# [Task instructions]
Using the listing below, select the lines with the word "lieu" and copy them.

"""

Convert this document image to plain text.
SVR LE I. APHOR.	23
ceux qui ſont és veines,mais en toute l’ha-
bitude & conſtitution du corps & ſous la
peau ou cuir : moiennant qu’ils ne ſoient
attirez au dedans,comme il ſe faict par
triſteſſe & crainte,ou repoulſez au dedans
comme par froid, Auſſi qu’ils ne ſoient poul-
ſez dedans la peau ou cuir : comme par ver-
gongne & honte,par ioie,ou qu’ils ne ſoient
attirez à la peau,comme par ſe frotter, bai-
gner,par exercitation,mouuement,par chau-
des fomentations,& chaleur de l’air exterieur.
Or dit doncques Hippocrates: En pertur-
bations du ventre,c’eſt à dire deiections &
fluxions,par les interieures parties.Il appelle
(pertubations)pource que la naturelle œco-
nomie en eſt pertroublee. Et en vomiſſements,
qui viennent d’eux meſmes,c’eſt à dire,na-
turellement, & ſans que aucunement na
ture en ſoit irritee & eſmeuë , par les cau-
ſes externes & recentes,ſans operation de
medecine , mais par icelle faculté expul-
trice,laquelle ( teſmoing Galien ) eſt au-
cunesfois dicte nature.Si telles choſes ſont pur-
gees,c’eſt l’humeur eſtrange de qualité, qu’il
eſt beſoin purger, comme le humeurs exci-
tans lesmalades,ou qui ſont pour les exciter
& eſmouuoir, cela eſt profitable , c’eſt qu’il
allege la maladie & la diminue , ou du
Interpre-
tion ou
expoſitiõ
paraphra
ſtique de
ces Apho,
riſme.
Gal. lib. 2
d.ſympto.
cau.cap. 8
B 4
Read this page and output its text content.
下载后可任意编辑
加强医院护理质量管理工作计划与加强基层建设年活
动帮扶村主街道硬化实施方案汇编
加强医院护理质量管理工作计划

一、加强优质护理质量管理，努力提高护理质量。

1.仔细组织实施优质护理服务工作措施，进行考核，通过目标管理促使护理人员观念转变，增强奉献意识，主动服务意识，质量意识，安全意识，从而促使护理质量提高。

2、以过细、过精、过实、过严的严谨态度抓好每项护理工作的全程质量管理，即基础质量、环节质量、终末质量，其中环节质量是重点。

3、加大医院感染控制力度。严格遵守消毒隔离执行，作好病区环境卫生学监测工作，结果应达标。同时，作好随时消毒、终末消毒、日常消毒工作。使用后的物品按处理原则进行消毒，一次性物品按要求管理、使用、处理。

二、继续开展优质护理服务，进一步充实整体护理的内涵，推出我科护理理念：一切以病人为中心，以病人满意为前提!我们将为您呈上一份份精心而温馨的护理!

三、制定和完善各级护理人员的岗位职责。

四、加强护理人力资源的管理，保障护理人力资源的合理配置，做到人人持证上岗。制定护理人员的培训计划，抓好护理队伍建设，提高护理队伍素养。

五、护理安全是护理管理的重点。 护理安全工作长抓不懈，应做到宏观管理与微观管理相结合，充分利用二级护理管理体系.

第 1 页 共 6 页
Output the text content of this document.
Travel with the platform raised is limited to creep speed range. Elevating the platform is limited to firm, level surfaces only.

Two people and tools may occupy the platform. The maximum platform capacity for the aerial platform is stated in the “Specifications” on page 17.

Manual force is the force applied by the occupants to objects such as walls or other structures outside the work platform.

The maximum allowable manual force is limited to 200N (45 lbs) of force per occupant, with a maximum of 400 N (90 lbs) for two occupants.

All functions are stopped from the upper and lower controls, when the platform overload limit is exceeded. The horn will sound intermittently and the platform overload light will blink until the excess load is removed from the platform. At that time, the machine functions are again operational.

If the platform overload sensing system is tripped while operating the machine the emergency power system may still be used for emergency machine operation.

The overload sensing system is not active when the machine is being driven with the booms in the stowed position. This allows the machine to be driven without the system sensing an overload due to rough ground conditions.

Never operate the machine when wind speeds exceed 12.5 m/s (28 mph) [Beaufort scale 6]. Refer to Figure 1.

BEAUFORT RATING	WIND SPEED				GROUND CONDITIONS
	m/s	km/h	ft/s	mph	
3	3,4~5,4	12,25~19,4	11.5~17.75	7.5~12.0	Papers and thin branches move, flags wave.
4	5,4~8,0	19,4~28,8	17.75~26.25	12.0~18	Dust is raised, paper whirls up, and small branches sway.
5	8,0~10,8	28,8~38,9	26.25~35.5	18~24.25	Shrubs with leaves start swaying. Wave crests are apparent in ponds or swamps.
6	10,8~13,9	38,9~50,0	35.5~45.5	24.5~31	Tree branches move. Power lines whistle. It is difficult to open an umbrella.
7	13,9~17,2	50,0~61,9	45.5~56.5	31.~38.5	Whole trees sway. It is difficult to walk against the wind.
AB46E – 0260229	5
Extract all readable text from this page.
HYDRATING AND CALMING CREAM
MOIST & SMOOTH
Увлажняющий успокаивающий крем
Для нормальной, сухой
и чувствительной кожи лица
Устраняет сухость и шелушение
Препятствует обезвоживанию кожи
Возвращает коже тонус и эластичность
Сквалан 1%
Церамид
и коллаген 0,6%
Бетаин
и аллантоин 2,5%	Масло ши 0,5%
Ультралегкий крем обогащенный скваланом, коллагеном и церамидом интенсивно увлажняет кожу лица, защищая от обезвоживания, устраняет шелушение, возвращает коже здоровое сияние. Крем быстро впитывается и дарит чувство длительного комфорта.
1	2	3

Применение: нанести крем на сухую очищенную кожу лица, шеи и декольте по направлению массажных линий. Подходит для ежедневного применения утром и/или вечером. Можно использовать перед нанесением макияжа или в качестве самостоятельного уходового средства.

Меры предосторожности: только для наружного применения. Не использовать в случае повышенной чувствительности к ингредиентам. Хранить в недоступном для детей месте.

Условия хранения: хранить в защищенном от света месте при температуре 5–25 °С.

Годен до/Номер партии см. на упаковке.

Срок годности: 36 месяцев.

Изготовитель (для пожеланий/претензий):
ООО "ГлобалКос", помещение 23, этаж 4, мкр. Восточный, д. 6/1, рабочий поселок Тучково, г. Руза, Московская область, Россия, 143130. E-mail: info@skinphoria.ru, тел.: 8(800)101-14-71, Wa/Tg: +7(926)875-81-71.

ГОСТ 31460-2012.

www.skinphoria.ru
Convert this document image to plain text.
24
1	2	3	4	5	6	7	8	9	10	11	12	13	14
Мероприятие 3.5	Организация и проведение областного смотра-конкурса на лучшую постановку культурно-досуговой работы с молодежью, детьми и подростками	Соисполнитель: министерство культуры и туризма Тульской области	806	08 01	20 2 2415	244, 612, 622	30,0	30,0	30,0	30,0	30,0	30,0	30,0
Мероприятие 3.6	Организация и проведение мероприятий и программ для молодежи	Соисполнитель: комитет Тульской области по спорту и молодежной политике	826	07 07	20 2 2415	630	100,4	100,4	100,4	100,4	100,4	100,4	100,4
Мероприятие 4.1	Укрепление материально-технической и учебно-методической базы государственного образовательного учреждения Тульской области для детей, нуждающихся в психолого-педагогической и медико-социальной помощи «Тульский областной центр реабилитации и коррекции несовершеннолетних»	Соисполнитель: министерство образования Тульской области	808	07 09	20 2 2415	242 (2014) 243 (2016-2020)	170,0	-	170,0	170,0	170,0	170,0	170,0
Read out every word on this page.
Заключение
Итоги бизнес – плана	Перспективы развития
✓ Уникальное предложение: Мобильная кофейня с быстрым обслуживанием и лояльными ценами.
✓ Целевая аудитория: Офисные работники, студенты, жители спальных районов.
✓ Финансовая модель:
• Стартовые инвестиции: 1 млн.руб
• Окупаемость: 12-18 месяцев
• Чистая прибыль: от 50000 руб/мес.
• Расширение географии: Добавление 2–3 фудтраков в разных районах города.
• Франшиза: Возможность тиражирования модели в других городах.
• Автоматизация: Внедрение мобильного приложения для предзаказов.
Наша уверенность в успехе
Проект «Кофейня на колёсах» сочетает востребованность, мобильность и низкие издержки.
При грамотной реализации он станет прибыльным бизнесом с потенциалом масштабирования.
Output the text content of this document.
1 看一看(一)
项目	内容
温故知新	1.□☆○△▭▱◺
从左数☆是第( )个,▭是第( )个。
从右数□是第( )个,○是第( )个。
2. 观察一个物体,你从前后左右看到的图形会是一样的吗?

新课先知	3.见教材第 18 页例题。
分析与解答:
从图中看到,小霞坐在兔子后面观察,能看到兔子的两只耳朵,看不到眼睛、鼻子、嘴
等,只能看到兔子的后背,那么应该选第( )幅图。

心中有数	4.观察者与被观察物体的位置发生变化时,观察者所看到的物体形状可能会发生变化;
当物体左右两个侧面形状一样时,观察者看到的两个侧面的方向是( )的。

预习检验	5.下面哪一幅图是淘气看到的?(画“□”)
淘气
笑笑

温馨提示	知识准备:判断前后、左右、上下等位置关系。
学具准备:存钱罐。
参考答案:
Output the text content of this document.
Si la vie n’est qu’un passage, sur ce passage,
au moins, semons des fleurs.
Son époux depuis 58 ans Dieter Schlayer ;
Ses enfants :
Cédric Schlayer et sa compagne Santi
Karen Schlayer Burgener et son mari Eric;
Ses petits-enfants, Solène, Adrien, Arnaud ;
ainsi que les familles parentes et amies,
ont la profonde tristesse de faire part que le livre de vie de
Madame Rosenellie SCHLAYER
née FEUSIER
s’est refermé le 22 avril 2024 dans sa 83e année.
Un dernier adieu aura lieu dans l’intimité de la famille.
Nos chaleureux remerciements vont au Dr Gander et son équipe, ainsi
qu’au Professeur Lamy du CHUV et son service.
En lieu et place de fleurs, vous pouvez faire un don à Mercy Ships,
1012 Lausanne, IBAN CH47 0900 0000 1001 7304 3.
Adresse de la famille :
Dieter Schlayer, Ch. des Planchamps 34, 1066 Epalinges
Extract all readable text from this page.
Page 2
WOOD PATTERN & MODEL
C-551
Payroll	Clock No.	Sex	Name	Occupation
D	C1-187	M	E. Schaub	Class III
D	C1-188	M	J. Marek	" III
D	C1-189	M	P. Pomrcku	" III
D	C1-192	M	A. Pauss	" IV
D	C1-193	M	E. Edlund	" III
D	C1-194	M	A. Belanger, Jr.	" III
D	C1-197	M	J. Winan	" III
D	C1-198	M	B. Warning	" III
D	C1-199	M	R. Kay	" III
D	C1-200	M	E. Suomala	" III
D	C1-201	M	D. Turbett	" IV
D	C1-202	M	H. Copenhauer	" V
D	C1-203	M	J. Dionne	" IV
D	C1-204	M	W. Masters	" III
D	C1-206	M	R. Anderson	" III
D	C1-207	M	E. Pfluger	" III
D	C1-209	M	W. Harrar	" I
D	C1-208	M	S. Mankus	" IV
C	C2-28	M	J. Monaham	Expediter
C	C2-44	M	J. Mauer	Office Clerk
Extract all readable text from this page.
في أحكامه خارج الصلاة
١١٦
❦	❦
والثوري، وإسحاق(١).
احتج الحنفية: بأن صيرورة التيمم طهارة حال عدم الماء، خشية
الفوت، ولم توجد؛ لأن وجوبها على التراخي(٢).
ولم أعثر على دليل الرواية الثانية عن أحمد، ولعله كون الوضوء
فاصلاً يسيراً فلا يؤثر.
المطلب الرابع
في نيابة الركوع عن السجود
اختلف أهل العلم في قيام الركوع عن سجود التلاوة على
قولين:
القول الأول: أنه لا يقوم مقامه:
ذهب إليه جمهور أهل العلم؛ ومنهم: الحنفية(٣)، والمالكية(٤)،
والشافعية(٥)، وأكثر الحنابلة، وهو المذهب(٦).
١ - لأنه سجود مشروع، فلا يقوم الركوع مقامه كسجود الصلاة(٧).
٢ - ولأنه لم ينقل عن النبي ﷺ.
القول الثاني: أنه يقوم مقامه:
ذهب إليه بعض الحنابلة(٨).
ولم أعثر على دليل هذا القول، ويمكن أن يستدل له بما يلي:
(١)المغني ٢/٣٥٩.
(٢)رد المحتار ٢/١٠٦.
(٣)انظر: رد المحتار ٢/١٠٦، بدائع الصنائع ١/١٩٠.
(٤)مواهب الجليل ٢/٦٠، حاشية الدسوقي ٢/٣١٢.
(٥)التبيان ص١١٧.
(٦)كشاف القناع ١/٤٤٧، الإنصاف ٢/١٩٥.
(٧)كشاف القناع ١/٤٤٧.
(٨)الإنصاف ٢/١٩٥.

"""

# [Correct output]
Un dernier adieu aura lieu dans l’intimité de la famille.
En lieu et place de fleurs, vous pouvez faire un don à Mercy Ships,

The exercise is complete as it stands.